Top of Records provided

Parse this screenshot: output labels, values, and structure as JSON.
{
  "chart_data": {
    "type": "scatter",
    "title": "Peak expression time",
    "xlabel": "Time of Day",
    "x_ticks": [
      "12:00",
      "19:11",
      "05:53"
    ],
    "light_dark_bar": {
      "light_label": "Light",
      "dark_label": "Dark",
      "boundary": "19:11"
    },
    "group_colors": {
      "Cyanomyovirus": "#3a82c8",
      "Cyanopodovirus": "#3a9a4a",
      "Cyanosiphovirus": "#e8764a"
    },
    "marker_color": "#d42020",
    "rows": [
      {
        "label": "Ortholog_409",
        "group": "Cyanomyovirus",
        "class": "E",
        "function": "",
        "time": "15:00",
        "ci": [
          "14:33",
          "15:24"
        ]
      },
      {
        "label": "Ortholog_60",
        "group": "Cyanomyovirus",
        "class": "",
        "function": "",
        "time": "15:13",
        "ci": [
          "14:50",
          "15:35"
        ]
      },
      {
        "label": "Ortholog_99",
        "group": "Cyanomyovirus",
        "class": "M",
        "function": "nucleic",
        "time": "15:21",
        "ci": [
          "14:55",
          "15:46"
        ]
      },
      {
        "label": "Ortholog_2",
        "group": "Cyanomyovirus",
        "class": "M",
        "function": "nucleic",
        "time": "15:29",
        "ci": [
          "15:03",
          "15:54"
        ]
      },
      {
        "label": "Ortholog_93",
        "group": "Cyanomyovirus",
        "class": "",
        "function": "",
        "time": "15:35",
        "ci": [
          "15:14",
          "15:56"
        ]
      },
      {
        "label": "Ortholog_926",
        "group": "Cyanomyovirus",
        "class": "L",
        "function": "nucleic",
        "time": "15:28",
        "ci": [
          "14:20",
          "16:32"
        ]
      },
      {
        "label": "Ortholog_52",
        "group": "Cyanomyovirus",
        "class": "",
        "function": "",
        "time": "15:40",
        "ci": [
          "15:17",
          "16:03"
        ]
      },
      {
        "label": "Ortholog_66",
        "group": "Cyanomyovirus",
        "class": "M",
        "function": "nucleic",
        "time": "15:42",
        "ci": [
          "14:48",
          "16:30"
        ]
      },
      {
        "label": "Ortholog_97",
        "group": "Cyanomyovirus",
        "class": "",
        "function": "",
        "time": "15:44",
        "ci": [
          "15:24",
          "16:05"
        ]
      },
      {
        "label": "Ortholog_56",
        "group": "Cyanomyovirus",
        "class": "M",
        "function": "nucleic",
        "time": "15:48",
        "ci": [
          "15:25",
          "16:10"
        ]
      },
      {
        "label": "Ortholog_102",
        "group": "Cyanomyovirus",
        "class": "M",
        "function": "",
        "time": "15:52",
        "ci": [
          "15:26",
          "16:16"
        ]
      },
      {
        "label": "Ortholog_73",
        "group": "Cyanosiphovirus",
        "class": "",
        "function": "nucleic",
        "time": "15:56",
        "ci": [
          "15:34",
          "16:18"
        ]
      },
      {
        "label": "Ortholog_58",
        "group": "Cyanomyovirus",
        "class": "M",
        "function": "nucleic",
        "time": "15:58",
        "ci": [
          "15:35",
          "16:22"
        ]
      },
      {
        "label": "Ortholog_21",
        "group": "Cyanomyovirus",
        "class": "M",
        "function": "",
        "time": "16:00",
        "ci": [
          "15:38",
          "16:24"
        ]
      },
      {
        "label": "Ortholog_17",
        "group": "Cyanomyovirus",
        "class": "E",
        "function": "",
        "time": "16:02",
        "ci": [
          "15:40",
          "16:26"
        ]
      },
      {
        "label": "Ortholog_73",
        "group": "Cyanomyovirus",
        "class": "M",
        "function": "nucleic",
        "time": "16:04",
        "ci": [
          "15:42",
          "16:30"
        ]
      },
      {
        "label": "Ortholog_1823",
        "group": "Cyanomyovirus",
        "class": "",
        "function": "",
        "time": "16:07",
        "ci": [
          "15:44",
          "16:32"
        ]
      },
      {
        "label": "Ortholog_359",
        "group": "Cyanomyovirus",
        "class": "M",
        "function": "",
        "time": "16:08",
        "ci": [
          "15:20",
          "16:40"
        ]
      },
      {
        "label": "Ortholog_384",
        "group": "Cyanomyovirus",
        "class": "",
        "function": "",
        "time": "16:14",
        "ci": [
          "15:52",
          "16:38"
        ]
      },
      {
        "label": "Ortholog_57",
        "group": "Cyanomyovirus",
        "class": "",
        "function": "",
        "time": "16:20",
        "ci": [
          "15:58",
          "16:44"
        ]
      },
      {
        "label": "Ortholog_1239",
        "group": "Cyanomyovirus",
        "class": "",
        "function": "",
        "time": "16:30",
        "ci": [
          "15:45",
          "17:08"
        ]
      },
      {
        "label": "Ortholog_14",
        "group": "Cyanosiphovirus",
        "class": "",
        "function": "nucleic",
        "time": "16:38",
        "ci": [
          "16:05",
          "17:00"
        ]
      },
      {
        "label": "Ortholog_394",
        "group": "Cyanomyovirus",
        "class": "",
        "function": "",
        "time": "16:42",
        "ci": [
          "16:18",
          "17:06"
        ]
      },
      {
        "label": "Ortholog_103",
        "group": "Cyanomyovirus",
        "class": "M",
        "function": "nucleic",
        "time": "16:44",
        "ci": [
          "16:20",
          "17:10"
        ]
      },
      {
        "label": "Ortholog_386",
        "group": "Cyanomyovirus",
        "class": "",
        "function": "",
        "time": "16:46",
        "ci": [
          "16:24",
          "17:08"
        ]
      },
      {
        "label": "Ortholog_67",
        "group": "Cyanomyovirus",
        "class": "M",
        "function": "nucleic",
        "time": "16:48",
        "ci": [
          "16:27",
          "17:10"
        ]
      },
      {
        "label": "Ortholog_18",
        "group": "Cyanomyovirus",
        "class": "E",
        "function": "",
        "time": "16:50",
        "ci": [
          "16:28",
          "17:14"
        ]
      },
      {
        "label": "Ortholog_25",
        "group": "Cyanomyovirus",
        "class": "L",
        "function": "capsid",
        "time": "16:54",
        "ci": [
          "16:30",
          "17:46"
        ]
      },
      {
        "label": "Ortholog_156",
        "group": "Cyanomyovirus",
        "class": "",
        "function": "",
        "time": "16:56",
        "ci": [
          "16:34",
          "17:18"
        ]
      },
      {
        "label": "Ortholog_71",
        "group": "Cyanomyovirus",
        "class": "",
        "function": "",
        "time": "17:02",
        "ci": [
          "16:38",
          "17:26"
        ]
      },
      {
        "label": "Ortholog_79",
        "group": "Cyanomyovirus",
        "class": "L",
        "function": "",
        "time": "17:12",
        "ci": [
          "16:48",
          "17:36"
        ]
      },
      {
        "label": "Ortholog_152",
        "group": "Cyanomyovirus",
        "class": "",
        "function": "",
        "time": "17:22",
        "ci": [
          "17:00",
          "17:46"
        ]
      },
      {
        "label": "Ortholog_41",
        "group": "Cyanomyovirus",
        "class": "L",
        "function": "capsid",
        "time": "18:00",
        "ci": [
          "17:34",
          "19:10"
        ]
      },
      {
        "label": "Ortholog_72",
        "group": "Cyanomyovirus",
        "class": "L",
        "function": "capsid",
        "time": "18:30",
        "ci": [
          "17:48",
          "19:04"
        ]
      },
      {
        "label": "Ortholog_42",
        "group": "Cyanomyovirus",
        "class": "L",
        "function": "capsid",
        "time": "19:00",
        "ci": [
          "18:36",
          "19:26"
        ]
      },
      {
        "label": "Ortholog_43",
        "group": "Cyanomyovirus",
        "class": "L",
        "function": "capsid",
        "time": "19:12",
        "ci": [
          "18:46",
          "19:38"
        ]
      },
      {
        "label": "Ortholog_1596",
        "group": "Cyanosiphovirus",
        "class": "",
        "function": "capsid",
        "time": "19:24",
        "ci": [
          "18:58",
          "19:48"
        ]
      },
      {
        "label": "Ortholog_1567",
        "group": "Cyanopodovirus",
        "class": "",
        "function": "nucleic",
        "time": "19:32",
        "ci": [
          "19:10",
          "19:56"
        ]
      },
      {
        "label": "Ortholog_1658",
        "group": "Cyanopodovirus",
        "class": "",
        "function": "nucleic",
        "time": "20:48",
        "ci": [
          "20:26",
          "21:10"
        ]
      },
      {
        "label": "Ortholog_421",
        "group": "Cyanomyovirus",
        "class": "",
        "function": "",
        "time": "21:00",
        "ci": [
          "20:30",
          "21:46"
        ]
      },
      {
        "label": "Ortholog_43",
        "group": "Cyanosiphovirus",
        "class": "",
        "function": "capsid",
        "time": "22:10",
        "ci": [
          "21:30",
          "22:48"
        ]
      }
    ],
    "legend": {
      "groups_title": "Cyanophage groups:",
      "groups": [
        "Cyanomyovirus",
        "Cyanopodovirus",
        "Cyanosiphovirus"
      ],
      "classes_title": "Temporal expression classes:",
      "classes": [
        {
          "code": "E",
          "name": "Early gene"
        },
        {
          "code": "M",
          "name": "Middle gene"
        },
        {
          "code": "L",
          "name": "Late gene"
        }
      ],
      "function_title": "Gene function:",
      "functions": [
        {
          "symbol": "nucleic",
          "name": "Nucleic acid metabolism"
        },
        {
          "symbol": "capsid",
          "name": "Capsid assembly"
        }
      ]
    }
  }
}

Bottom of Records provided

» Task goal
For the word "classes", count the lines of the records that contain it and give only the number.

» Exercise solution
2